* begin *

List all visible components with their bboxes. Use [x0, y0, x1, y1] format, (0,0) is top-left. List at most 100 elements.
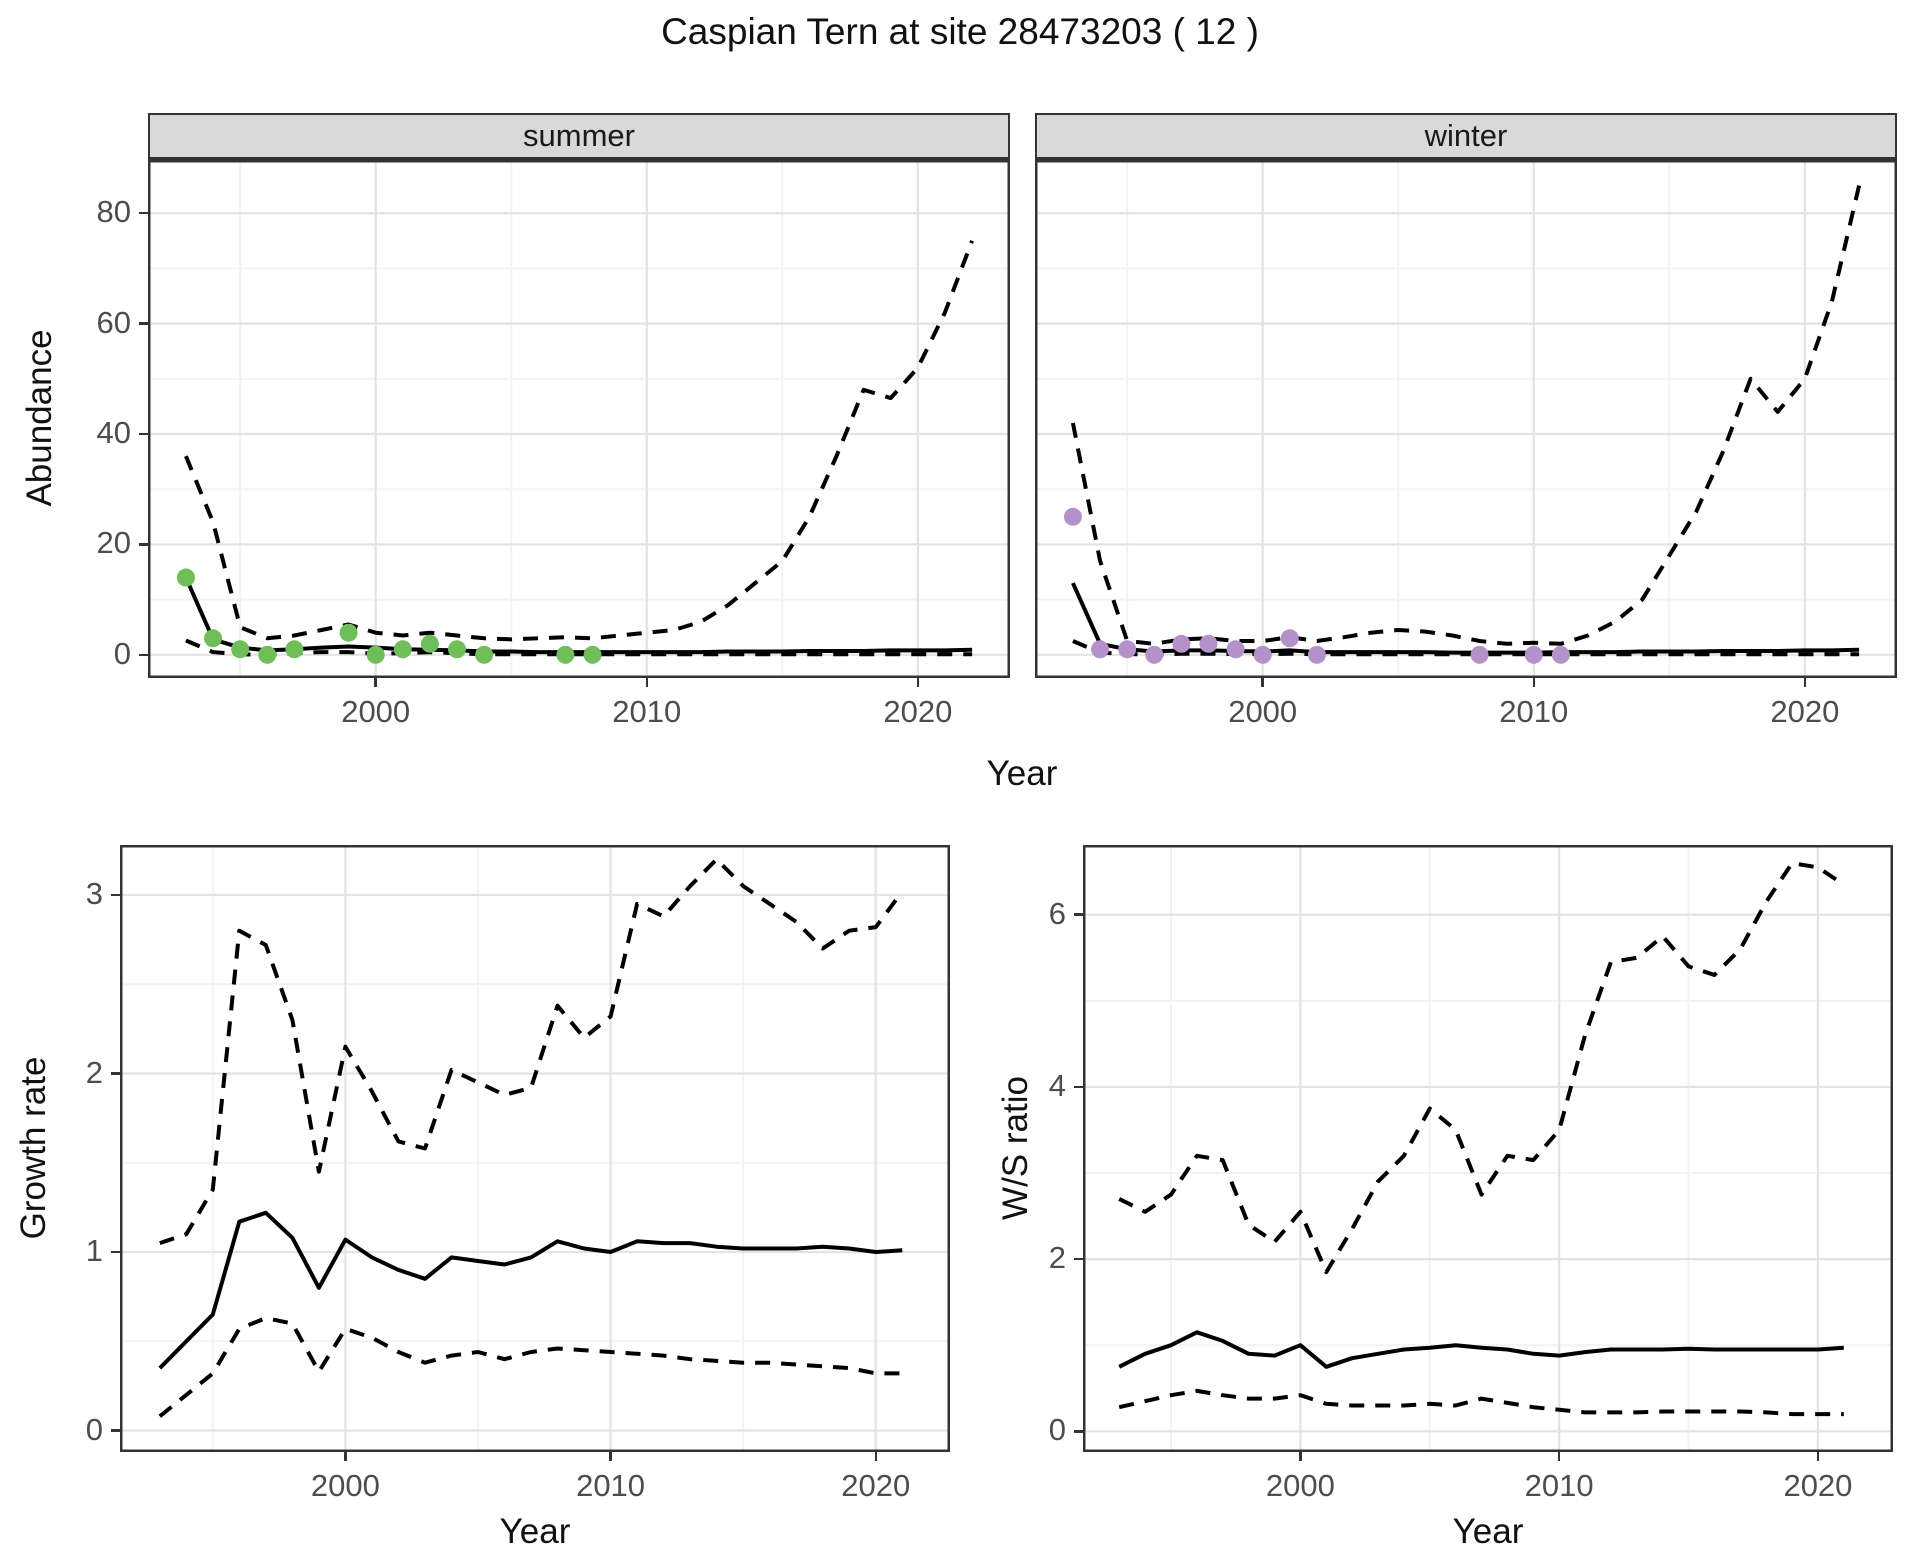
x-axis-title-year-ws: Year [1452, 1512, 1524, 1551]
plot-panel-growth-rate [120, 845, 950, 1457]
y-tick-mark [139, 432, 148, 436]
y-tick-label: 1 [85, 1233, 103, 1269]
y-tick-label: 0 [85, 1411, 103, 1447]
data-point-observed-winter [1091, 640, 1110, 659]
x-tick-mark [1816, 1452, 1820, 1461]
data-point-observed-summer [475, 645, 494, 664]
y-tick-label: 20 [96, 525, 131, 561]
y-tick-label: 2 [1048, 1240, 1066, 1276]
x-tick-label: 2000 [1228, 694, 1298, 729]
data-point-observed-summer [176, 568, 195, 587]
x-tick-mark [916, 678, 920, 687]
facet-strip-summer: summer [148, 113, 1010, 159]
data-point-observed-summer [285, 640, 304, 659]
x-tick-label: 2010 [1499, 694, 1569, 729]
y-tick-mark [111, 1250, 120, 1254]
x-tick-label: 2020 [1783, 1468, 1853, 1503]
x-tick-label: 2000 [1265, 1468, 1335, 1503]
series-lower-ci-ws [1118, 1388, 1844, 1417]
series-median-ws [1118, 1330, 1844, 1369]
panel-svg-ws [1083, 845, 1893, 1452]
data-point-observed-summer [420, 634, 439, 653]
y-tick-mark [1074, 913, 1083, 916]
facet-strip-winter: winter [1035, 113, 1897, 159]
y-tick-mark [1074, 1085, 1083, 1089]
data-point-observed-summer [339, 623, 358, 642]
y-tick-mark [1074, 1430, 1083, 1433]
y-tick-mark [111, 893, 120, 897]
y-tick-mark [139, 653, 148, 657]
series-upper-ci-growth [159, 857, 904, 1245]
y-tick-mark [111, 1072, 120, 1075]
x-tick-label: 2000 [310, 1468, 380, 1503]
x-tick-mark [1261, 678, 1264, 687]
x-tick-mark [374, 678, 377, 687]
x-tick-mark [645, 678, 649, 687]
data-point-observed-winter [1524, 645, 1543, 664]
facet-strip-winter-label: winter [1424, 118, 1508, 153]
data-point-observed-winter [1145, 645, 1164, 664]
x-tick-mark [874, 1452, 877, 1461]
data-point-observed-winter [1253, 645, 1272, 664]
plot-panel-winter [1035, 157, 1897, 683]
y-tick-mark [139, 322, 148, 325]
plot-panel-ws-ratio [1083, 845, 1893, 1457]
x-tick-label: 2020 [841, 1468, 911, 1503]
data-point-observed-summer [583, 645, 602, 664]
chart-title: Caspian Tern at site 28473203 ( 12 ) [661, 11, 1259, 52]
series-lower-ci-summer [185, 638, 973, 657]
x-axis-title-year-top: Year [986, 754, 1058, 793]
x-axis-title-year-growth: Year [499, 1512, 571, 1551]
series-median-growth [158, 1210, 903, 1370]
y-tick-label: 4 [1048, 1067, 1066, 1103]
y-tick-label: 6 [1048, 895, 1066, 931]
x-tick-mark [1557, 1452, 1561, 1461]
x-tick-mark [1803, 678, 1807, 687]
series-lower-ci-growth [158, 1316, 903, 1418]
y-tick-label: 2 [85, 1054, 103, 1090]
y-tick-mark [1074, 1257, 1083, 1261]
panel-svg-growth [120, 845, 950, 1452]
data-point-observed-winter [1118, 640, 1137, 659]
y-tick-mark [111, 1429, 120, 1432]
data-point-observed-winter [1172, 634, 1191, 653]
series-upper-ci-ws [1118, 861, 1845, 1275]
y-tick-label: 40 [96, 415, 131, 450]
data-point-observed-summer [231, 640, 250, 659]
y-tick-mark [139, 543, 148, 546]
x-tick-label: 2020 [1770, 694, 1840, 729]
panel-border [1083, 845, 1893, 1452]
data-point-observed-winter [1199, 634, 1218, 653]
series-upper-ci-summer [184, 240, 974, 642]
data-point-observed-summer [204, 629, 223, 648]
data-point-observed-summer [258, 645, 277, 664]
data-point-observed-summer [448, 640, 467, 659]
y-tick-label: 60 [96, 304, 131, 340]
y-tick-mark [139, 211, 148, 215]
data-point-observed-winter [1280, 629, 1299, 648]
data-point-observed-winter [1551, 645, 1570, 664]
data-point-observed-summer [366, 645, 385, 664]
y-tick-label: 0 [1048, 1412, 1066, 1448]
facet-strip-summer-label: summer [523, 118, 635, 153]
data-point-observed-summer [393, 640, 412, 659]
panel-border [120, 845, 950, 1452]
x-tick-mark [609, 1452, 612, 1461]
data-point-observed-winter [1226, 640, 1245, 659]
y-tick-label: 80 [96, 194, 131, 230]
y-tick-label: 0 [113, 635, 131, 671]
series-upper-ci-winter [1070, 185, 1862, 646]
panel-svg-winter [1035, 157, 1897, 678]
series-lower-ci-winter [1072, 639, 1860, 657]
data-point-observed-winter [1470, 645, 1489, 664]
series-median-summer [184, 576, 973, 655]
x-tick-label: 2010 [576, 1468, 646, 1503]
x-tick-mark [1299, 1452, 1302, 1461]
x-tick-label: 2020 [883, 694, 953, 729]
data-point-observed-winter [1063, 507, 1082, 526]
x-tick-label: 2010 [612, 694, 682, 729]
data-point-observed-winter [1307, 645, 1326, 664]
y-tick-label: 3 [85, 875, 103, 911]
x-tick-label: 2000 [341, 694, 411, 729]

* end *
* begin *

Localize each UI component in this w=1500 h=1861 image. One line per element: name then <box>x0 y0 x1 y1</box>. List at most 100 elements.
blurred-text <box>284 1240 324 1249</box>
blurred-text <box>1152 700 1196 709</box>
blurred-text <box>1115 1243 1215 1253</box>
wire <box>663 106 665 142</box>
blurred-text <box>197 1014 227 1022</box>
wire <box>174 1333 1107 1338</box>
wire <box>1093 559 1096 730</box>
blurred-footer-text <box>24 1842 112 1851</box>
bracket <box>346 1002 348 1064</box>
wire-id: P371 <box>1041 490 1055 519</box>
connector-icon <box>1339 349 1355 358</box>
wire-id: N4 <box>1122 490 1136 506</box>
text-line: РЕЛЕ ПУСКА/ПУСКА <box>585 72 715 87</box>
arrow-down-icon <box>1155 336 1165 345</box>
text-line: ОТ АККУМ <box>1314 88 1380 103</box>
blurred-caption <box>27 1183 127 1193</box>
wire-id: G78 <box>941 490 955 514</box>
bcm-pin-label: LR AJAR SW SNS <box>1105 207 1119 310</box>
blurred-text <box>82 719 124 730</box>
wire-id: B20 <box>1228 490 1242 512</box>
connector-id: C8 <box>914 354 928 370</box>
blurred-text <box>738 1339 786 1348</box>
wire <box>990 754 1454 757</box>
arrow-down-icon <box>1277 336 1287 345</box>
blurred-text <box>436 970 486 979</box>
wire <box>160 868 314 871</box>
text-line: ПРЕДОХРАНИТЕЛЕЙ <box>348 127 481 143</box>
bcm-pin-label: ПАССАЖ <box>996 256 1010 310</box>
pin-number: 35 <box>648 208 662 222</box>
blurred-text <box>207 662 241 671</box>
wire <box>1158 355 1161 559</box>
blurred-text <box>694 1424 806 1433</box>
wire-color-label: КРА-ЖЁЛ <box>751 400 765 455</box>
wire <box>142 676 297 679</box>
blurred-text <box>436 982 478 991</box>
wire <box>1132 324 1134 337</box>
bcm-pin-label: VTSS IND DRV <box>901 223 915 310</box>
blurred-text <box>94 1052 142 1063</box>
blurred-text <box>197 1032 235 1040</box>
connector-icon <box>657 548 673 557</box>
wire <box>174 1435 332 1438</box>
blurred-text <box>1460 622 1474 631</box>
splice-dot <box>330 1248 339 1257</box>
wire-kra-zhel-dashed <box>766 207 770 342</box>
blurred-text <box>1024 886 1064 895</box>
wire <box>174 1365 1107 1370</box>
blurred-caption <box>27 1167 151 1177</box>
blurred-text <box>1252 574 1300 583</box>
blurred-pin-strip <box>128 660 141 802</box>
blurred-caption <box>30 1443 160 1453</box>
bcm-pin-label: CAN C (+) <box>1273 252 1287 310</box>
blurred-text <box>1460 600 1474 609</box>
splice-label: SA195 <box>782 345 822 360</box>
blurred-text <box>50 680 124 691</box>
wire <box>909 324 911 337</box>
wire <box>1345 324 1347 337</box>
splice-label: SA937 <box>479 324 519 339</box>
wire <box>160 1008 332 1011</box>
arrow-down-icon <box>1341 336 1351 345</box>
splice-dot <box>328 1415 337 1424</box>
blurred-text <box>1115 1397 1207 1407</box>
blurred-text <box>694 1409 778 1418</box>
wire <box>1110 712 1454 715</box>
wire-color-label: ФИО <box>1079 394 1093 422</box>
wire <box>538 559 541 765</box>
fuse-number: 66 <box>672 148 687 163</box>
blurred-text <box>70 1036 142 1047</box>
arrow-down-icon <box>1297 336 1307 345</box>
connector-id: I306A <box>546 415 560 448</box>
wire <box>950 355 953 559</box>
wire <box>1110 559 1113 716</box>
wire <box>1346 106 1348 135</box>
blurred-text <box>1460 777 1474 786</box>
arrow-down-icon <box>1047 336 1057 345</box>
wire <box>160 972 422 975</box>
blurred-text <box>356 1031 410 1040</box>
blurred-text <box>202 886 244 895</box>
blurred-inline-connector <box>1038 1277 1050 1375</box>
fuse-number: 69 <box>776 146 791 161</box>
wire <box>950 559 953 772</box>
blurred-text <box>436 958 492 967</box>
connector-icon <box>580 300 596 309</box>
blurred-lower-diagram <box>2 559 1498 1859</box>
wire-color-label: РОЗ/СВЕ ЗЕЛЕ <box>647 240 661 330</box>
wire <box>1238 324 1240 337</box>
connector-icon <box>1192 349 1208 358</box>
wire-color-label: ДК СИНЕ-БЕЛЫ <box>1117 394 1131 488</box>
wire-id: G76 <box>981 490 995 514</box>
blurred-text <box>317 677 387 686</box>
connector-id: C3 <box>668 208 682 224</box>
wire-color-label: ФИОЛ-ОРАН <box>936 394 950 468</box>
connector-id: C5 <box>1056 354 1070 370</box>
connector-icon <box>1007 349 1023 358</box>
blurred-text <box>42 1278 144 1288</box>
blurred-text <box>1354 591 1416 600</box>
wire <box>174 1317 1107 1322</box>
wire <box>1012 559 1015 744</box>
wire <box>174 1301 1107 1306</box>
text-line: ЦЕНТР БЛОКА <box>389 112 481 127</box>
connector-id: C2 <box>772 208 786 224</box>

* end *
* begin *

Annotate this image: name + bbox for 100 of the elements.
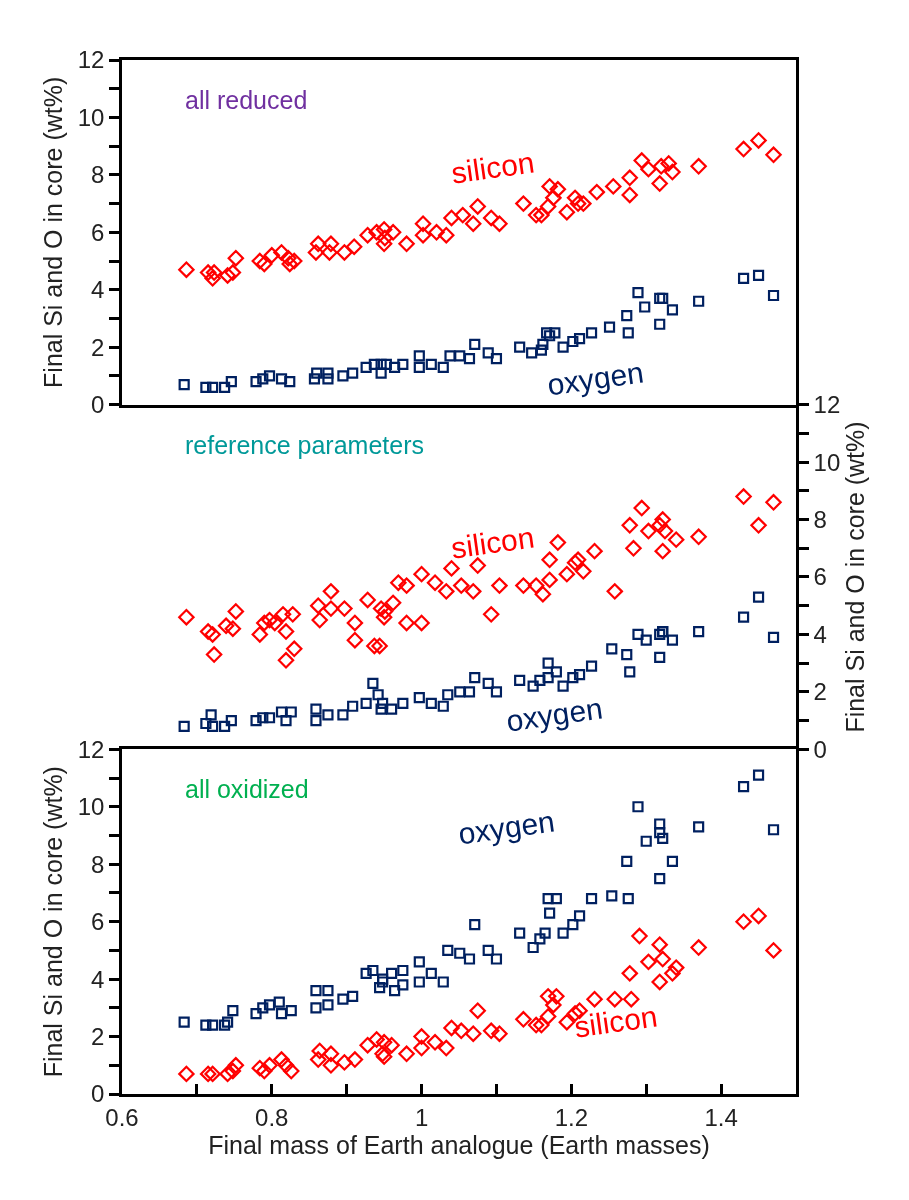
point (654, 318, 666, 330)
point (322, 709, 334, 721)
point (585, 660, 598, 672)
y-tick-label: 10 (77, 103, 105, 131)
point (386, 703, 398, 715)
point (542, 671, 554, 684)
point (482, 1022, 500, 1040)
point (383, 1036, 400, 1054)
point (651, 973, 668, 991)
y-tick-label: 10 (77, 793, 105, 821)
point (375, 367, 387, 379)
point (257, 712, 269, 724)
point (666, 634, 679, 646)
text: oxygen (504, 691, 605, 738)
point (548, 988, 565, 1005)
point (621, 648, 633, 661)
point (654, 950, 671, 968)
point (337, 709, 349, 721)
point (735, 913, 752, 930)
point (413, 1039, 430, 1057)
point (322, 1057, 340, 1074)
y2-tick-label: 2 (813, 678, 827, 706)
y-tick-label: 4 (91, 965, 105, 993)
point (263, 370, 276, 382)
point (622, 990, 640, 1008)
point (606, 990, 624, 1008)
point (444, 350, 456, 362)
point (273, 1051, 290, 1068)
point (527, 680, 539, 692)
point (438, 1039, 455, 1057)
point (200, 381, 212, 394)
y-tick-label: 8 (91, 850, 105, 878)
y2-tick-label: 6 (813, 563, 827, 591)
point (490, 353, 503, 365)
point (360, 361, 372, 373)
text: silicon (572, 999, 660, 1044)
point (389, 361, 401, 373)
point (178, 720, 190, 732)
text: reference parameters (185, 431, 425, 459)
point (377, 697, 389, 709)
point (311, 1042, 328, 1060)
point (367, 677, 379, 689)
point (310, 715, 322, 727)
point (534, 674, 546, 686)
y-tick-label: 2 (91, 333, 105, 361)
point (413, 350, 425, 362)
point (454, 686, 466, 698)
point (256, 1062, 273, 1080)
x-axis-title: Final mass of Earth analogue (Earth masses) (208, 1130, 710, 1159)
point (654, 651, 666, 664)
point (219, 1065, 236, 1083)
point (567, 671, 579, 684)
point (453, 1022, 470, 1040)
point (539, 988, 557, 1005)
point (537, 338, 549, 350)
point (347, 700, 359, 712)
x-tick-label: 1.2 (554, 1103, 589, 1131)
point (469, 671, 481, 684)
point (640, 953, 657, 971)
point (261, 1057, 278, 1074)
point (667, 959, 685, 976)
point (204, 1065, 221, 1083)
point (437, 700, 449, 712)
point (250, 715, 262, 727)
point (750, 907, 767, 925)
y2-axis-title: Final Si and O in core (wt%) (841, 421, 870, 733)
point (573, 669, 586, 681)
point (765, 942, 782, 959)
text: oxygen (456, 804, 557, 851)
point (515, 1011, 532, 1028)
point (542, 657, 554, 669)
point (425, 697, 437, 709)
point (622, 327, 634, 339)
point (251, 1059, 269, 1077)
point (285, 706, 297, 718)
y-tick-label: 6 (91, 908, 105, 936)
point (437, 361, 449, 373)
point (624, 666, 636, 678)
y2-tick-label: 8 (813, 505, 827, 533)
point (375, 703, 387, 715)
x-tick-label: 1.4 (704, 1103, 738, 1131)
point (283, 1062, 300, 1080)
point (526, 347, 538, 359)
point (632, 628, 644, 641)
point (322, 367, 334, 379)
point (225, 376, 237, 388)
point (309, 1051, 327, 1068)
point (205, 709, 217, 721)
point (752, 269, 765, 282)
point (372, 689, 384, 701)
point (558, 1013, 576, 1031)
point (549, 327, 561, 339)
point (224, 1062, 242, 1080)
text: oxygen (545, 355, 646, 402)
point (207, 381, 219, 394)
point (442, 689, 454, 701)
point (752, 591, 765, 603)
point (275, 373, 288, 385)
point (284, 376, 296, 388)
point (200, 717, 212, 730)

* end *

» EXERCISE REQUIREMENTS
Copy the rows from the line containing "Localize each UI" to the line containing "wire-kra-zhel-dashed <box>766 207", both included, without changing anything.

» WORKED SOLUTION
Localize each UI component in this w=1500 h=1861 image. One line per element: name then <box>x0 y0 x1 y1</box>. List at most 100 elements.
blurred-text <box>284 1240 324 1249</box>
blurred-text <box>1152 700 1196 709</box>
blurred-text <box>1115 1243 1215 1253</box>
wire <box>663 106 665 142</box>
blurred-text <box>197 1014 227 1022</box>
wire <box>174 1333 1107 1338</box>
wire <box>1093 559 1096 730</box>
blurred-footer-text <box>24 1842 112 1851</box>
bracket <box>346 1002 348 1064</box>
wire-id: P371 <box>1041 490 1055 519</box>
connector-icon <box>1339 349 1355 358</box>
wire-id: N4 <box>1122 490 1136 506</box>
text-line: РЕЛЕ ПУСКА/ПУСКА <box>585 72 715 87</box>
arrow-down-icon <box>1155 336 1165 345</box>
text-line: ОТ АККУМ <box>1314 88 1380 103</box>
blurred-caption <box>27 1183 127 1193</box>
wire-id: G78 <box>941 490 955 514</box>
bcm-pin-label: LR AJAR SW SNS <box>1105 207 1119 310</box>
blurred-text <box>82 719 124 730</box>
wire-id: B20 <box>1228 490 1242 512</box>
connector-id: C8 <box>914 354 928 370</box>
blurred-text <box>738 1339 786 1348</box>
wire <box>990 754 1454 757</box>
arrow-down-icon <box>1277 336 1287 345</box>
blurred-text <box>436 970 486 979</box>
wire <box>160 868 314 871</box>
text-line: ПРЕДОХРАНИТЕЛЕЙ <box>348 127 481 143</box>
bcm-pin-label: ПАССАЖ <box>996 256 1010 310</box>
pin-number: 35 <box>648 208 662 222</box>
blurred-text <box>207 662 241 671</box>
wire <box>1158 355 1161 559</box>
blurred-text <box>694 1424 806 1433</box>
wire-color-label: КРА-ЖЁЛ <box>751 400 765 455</box>
wire <box>142 676 297 679</box>
blurred-text <box>436 982 478 991</box>
wire <box>1132 324 1134 337</box>
bcm-pin-label: VTSS IND DRV <box>901 223 915 310</box>
blurred-text <box>94 1052 142 1063</box>
blurred-text <box>197 1032 235 1040</box>
connector-icon <box>657 548 673 557</box>
wire <box>174 1435 332 1438</box>
blurred-text <box>1460 622 1474 631</box>
splice-dot <box>330 1248 339 1257</box>
wire-kra-zhel-dashed <box>766 207 770 342</box>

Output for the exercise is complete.